# Task instructions
Extract every line from the records below that contains the word "name".

# Material for this task
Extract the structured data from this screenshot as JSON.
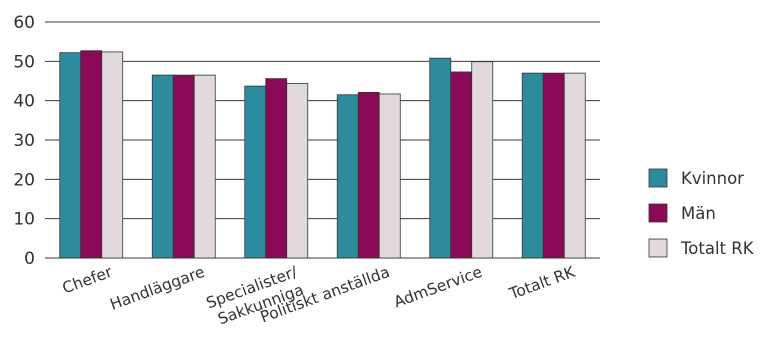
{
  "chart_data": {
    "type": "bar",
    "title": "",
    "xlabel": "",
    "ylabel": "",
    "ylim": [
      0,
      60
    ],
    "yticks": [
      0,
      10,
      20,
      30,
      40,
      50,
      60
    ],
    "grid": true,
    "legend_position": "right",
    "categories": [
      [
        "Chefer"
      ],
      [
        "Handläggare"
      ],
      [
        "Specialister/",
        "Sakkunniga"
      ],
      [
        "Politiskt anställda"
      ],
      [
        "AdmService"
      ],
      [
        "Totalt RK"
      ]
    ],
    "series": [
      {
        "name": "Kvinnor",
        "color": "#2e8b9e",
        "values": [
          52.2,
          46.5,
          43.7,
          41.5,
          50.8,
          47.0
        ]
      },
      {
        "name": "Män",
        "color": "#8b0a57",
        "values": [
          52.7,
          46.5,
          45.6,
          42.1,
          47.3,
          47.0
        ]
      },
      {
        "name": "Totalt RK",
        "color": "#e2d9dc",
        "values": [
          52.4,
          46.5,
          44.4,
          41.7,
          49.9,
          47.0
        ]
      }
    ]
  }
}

# Problem solution
        "name": "Kvinnor",
        "name": "Män",
        "name": "Totalt RK",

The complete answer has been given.